→ **Information provided**
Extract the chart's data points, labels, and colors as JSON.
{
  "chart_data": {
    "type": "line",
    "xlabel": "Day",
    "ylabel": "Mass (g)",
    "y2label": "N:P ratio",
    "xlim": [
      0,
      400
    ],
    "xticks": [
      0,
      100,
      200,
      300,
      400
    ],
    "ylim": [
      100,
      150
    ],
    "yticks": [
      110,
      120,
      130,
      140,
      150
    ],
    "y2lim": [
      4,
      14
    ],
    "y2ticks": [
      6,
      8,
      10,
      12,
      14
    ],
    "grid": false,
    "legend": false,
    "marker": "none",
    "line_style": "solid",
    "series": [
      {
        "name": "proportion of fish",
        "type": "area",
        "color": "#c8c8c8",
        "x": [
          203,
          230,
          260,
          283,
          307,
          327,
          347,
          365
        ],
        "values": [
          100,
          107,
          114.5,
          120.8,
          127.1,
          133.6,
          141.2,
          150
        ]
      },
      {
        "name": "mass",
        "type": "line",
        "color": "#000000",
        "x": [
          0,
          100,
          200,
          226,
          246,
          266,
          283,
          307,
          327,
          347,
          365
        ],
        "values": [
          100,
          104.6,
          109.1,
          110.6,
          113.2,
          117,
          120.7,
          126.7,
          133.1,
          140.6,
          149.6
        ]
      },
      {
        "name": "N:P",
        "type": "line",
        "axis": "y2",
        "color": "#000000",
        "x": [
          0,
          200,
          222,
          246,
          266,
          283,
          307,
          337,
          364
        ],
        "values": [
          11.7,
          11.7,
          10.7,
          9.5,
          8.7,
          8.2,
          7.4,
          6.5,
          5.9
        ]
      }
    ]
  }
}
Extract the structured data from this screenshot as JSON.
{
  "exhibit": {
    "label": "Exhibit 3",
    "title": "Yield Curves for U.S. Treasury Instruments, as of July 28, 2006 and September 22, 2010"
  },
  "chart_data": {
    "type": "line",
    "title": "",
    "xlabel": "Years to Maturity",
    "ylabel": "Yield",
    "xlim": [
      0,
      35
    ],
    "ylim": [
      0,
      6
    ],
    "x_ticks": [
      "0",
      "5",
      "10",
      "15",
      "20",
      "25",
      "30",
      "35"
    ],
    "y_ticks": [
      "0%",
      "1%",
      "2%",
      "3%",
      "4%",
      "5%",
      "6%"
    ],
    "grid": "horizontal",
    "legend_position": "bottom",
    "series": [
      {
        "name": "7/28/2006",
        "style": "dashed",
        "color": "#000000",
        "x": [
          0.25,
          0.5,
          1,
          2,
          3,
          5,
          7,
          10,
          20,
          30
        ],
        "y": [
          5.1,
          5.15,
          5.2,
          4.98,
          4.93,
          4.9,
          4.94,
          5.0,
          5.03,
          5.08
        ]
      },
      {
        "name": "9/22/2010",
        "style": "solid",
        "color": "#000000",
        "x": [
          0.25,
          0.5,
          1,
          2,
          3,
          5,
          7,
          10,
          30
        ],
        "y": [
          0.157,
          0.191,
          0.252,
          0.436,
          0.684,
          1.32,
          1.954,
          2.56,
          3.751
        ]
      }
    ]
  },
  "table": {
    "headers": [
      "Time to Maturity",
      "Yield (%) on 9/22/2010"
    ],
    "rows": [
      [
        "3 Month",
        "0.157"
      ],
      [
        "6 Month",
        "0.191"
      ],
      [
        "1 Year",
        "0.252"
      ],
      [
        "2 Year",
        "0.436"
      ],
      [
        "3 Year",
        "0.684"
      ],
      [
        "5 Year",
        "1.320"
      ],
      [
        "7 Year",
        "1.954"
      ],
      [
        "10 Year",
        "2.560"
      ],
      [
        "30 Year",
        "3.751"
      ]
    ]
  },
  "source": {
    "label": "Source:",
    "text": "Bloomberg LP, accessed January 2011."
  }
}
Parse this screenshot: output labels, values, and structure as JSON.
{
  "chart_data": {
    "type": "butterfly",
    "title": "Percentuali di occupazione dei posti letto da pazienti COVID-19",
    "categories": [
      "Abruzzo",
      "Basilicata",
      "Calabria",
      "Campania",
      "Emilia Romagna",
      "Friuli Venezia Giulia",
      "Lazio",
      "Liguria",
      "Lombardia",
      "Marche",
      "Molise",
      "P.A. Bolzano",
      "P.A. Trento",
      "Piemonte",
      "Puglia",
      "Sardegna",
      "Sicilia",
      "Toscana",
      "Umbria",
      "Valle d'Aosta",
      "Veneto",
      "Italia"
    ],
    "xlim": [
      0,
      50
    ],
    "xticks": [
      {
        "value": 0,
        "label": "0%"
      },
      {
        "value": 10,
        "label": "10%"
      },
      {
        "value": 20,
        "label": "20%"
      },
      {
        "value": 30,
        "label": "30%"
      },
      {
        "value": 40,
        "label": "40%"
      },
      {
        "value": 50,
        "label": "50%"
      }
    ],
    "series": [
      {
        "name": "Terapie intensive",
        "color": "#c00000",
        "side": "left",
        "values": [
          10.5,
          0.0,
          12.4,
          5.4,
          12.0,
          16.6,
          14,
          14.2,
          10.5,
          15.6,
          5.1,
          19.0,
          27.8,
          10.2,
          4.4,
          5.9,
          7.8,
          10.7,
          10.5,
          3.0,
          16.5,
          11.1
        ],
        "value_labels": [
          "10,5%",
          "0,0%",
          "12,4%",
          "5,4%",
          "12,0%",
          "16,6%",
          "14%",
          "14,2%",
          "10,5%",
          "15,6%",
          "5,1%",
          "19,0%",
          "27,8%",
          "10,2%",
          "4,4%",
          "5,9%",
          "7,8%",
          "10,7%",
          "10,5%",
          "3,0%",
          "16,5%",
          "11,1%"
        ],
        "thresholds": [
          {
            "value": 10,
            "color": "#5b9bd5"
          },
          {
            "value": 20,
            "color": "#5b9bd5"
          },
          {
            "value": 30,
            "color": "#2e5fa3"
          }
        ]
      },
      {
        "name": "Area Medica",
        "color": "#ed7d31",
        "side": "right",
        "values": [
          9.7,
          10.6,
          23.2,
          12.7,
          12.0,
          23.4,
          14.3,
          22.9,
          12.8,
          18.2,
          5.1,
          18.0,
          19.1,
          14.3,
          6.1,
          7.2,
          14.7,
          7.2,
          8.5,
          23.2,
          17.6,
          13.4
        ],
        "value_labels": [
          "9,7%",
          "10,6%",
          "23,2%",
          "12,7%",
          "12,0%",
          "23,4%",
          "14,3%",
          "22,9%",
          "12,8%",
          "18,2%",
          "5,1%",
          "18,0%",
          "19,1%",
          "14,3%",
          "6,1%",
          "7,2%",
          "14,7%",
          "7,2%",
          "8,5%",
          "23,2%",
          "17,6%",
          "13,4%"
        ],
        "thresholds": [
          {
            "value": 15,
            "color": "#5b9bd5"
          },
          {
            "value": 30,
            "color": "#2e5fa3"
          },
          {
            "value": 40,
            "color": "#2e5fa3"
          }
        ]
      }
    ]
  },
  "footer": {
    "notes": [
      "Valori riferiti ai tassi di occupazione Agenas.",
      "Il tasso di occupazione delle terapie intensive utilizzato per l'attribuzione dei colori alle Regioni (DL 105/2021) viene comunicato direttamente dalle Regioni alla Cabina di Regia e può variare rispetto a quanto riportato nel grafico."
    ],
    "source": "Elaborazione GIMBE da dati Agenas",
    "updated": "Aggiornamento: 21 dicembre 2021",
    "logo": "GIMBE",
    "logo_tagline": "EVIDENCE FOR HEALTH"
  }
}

→ **Exercise directions**
Look over the material above and show each line where "Extract" appears.

→ **Response**
Extract the chart's data points, labels, and colors as JSON.
Extract the structured data from this screenshot as JSON.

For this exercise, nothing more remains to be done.